◆ Job ◆
Give every line from the entries that contains "General".

═════ Given records ═════

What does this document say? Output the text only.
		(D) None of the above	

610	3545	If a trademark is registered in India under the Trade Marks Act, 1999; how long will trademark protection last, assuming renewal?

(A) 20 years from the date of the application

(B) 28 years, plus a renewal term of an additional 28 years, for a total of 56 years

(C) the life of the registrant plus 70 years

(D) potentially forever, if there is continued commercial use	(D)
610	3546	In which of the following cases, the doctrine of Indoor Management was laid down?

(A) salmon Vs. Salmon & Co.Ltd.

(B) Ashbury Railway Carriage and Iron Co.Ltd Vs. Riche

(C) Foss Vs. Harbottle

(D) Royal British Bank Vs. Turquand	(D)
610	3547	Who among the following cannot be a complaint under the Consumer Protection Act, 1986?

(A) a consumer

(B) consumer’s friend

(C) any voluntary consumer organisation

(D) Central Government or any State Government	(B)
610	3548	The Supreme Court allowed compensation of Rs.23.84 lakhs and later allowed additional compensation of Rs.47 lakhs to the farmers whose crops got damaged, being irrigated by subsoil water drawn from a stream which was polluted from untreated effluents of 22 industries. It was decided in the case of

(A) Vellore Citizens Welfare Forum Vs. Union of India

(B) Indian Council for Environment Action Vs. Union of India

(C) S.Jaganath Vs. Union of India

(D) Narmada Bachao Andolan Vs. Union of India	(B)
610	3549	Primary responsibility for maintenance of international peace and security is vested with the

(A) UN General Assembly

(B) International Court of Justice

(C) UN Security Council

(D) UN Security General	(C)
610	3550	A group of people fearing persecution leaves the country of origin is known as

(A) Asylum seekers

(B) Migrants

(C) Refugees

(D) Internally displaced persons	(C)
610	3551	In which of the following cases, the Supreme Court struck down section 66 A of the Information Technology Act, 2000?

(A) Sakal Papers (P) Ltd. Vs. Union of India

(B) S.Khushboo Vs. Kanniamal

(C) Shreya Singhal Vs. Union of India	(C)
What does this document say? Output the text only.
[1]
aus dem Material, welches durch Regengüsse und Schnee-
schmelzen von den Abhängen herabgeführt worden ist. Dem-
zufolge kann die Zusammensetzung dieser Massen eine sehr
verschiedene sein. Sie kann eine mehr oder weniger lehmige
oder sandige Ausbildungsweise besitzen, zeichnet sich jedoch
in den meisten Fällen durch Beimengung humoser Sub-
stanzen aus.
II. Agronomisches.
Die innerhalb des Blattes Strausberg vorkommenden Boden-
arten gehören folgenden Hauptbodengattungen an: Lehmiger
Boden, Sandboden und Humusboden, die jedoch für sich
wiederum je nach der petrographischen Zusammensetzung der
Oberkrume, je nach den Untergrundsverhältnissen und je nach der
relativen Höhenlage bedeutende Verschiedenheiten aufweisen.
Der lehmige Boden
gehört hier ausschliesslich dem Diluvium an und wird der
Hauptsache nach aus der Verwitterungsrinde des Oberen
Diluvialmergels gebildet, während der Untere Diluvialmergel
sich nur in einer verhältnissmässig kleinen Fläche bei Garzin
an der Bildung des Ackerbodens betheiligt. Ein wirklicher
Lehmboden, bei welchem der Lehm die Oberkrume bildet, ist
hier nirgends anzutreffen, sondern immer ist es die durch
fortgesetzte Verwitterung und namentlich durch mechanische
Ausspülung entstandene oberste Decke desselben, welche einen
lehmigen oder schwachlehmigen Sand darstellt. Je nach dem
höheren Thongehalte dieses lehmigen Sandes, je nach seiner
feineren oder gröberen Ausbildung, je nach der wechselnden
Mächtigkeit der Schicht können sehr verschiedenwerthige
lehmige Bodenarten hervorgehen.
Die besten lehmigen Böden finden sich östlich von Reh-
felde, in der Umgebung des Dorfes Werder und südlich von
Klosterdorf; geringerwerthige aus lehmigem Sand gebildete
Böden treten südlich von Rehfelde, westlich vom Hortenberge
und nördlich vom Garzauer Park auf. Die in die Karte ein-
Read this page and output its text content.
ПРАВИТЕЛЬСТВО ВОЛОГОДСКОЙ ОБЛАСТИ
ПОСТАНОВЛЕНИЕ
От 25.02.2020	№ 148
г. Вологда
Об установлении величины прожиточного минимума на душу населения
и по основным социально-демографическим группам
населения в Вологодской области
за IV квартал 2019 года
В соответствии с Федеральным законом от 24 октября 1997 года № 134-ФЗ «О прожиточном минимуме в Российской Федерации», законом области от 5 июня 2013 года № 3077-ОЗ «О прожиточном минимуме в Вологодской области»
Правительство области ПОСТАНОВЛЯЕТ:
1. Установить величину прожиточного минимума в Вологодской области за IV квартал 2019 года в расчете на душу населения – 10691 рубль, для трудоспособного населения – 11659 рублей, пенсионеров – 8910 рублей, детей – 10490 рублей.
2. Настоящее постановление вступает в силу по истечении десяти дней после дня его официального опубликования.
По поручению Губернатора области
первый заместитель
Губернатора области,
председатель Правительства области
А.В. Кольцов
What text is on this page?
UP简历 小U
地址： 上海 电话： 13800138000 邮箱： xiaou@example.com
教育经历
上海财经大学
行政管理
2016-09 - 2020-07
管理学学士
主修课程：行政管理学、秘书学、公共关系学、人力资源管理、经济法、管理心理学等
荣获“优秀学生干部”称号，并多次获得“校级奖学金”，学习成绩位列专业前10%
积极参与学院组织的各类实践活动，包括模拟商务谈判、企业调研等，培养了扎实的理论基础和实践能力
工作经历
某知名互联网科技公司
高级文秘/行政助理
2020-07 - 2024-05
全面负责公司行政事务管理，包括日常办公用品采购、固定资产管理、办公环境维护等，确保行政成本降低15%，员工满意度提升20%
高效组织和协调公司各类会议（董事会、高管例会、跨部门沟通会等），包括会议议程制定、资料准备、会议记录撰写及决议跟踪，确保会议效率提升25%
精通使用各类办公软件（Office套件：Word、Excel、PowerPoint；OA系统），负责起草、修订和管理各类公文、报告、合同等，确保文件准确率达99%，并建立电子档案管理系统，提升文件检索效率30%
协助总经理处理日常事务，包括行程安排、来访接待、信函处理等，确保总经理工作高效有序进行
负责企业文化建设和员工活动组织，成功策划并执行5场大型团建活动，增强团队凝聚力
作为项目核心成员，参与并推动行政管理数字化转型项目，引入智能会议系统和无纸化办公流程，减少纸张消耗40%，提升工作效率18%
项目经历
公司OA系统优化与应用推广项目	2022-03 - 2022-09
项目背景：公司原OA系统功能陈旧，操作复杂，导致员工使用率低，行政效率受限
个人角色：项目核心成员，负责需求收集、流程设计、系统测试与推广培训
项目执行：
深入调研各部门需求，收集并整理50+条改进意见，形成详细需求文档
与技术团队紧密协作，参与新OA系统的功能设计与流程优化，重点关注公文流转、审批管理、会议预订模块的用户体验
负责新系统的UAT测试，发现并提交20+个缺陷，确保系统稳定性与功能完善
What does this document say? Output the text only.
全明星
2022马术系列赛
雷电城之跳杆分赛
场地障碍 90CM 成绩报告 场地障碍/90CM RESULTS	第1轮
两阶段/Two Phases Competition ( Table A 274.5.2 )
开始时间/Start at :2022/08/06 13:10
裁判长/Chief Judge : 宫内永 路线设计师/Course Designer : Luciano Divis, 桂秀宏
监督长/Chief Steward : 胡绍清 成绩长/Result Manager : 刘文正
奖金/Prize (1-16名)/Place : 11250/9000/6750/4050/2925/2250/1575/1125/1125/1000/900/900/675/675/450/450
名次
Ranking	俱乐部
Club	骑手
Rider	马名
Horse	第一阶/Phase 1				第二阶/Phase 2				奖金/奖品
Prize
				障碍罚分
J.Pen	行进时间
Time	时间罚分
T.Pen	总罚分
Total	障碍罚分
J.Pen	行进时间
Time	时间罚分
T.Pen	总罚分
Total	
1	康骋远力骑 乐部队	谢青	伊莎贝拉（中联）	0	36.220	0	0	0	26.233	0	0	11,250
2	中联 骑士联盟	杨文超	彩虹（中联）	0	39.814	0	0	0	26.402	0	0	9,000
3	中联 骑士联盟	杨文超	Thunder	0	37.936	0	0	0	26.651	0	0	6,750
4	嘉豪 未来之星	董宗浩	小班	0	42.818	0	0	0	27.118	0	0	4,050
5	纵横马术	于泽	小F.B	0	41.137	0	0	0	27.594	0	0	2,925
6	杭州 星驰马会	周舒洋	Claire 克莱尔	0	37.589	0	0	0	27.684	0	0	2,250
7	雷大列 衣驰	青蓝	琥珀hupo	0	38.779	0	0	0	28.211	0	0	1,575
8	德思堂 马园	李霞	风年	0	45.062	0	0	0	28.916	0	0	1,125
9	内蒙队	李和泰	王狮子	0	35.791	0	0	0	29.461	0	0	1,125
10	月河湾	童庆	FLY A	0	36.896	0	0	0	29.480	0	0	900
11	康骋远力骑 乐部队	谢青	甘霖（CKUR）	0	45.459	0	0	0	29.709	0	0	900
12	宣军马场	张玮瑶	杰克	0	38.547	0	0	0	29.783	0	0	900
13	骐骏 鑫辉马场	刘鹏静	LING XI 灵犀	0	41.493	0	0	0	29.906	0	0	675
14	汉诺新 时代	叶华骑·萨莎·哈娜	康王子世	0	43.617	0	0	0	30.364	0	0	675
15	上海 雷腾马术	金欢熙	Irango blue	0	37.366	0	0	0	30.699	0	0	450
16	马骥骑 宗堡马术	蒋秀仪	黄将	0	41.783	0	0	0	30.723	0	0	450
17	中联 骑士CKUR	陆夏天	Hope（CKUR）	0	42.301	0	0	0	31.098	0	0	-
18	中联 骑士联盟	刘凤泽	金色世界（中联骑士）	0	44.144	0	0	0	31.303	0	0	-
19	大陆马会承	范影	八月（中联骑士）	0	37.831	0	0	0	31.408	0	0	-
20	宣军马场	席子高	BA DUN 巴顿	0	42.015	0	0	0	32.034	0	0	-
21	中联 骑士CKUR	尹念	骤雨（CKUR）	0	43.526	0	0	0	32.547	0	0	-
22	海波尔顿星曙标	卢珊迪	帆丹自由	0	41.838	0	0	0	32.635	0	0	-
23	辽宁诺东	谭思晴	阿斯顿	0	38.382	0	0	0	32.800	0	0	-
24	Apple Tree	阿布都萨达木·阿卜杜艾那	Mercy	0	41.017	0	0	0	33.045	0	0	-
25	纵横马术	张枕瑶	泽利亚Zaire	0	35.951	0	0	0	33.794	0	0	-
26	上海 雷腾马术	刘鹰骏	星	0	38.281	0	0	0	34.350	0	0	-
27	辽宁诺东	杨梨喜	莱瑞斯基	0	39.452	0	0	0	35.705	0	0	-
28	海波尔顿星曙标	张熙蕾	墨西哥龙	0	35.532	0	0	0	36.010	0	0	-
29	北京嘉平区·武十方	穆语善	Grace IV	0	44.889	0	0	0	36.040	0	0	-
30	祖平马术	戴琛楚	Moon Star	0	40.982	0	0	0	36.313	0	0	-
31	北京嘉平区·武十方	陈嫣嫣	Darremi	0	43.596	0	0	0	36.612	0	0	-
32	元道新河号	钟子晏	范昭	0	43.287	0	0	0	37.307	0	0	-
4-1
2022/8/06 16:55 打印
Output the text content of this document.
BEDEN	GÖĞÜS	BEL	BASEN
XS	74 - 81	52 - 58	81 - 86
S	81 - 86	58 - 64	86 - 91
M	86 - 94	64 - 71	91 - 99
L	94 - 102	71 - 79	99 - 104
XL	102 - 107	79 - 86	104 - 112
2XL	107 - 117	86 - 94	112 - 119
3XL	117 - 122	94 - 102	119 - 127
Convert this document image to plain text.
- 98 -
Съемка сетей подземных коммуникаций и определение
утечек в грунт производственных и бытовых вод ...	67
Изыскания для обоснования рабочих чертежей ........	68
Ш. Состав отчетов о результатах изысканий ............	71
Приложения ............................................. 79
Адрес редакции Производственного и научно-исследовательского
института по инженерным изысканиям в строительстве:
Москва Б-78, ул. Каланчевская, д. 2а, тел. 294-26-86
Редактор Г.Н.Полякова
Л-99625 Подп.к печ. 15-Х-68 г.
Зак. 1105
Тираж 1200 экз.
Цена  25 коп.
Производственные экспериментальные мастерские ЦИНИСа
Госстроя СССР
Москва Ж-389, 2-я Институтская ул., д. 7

═════

◆ Result for this task ◆
(A) UN General Assembly
(D) UN Security General	(C)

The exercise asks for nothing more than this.